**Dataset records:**

- - - - - - -

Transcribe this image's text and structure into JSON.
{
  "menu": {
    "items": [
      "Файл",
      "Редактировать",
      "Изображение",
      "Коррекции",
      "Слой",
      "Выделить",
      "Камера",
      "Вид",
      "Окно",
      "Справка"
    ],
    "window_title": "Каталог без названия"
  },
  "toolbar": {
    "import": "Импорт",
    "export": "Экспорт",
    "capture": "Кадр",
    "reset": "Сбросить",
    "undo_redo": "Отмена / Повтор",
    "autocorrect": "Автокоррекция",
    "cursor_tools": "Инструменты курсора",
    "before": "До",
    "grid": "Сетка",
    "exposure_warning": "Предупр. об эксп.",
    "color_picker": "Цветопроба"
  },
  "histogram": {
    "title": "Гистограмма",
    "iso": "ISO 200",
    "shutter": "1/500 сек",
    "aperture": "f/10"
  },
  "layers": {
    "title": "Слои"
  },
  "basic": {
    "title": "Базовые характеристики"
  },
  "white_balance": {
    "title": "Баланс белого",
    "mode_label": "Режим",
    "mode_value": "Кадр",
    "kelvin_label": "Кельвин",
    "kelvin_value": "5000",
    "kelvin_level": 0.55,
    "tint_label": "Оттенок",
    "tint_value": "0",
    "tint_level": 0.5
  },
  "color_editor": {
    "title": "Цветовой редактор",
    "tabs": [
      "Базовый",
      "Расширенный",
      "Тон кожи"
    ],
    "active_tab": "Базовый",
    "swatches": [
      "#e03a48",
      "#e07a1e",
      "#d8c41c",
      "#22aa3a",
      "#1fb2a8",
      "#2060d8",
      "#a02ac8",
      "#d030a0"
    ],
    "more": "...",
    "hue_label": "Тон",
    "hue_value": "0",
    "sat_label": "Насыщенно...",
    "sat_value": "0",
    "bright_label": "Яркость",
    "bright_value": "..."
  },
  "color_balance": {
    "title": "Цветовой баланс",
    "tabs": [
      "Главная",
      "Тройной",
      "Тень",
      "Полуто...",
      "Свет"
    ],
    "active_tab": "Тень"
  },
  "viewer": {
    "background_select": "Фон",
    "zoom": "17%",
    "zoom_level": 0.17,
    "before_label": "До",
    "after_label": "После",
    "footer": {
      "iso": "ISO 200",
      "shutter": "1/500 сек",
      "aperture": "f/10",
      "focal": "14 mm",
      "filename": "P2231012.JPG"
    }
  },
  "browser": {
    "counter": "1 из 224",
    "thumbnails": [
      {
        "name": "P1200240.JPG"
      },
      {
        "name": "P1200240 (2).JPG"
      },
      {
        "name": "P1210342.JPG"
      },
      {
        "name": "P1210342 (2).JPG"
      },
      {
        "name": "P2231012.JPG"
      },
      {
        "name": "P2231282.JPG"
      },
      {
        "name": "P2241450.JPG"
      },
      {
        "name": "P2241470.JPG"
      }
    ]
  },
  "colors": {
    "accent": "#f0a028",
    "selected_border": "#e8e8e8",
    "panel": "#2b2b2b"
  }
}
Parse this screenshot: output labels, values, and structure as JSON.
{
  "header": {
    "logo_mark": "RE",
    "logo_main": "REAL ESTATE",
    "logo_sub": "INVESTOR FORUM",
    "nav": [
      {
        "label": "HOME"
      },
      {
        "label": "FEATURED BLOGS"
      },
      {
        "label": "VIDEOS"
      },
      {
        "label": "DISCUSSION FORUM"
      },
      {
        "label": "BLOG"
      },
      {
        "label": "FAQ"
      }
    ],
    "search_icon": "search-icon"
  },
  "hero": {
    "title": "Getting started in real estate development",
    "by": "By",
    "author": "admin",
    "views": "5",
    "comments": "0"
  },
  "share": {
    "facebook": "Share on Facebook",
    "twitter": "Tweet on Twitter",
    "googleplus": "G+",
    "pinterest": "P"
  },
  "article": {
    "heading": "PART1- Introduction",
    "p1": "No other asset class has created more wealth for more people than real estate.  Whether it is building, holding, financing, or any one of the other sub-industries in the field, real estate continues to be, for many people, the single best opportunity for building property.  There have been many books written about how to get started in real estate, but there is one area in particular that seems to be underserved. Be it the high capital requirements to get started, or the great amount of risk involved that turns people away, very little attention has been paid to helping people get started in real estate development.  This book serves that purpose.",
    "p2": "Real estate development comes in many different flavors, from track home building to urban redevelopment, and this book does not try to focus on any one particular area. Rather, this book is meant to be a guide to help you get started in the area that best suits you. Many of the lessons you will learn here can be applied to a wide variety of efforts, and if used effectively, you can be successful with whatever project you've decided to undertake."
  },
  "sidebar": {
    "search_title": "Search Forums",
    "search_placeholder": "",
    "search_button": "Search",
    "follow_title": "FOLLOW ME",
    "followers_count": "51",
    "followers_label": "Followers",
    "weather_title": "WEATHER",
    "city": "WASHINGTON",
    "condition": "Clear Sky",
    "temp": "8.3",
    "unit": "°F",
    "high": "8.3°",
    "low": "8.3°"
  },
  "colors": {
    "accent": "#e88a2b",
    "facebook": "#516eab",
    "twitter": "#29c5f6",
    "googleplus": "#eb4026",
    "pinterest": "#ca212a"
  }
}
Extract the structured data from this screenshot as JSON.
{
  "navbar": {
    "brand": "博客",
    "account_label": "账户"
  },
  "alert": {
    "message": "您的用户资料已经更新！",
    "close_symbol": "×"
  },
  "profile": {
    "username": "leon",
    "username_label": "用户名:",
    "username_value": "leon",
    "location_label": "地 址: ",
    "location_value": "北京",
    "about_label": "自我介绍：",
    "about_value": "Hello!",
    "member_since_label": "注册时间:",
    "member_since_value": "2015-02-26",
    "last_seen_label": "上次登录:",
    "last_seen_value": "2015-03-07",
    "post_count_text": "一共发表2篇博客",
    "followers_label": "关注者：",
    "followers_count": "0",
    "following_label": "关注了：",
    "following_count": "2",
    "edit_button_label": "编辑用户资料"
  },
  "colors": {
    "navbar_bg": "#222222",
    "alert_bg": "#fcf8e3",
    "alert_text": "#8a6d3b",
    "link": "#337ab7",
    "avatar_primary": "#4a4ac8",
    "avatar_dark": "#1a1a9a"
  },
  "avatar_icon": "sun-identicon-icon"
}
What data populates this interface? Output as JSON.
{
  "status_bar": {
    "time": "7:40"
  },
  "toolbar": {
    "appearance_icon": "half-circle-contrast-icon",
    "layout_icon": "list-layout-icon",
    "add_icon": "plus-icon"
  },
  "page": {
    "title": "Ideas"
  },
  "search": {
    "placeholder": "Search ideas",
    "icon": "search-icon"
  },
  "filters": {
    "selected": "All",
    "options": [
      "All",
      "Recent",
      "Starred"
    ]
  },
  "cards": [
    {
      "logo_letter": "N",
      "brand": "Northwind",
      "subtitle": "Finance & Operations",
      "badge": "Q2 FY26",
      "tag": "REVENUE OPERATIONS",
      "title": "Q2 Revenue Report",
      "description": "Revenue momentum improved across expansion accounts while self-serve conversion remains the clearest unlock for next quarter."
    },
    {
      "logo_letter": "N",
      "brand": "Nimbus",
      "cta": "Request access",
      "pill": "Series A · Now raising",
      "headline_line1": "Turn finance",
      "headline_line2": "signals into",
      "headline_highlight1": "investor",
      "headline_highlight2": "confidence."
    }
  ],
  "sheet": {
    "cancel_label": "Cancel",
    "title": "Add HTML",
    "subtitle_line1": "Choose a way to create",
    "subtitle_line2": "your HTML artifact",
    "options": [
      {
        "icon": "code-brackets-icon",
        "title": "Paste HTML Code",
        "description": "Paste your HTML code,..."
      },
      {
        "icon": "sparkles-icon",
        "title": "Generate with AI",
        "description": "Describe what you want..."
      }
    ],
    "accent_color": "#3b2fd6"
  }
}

- - - - - - -

**PROBLEM STATEMENT:**
Copy out each line of the material that holds the word "icon".

**SOLUTION TO THIS TASK:**
    "search_icon": "search-icon"
  "avatar_icon": "sun-identicon-icon"
    "appearance_icon": "half-circle-contrast-icon",
    "layout_icon": "list-layout-icon",
    "add_icon": "plus-icon"
    "icon": "search-icon"
        "icon": "code-brackets-icon",
        "icon": "sparkles-icon",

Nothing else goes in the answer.